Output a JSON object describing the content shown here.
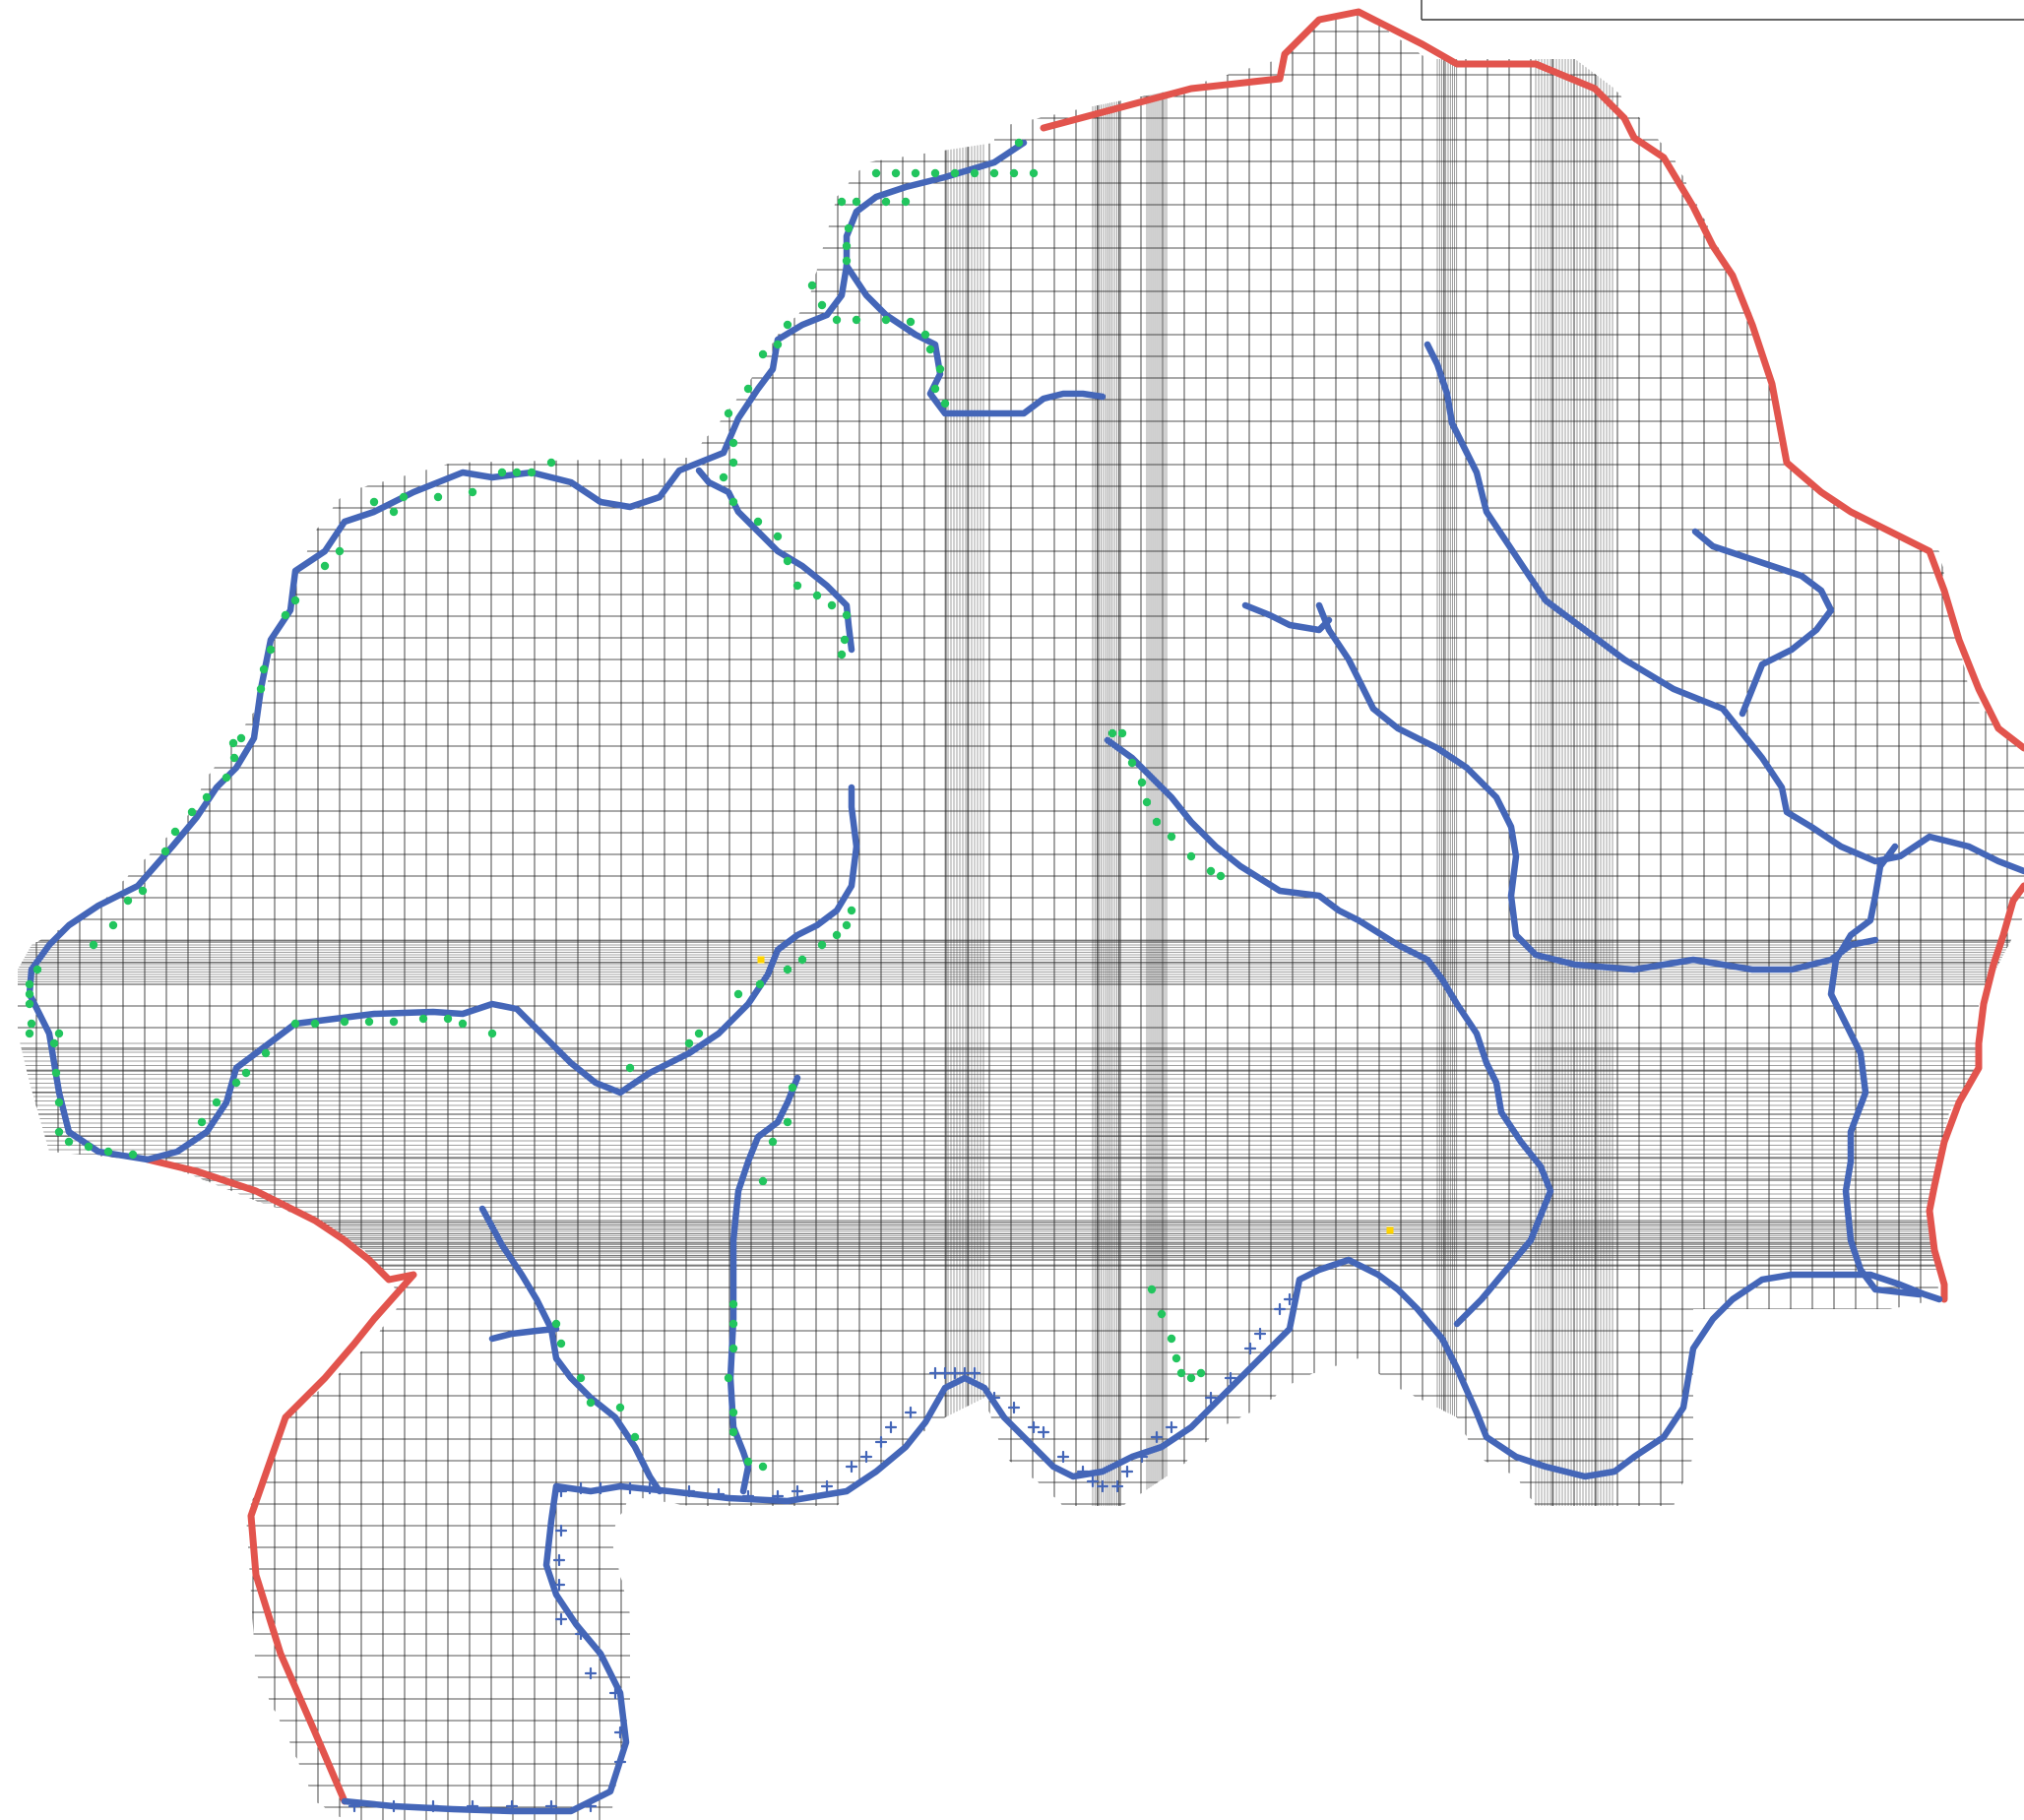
{
  "map": {
    "colors": {
      "boundary": "#e2544d",
      "river": "#4466b8",
      "river_cell_marker": "#22c55e",
      "boundary_cell_marker": "#4466b8",
      "observation_point": "#ffd400",
      "grid": "#1a1a1a",
      "background": "#ffffff"
    },
    "icons": {
      "river_cell_marker": "green-circle-icon",
      "boundary_cell_marker": "blue-plus-icon",
      "observation_point": "yellow-square-icon"
    }
  }
}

Problem statement:
Leave out the pictures and output every record above precisely as given.

The completed task:
Output a JSON object describing the content shown here.
{
  "map": {
    "colors": {
      "boundary": "#e2544d",
      "river": "#4466b8",
      "river_cell_marker": "#22c55e",
      "boundary_cell_marker": "#4466b8",
      "observation_point": "#ffd400",
      "grid": "#1a1a1a",
      "background": "#ffffff"
    },
    "icons": {
      "river_cell_marker": "green-circle-icon",
      "boundary_cell_marker": "blue-plus-icon",
      "observation_point": "yellow-square-icon"
    }
  }
}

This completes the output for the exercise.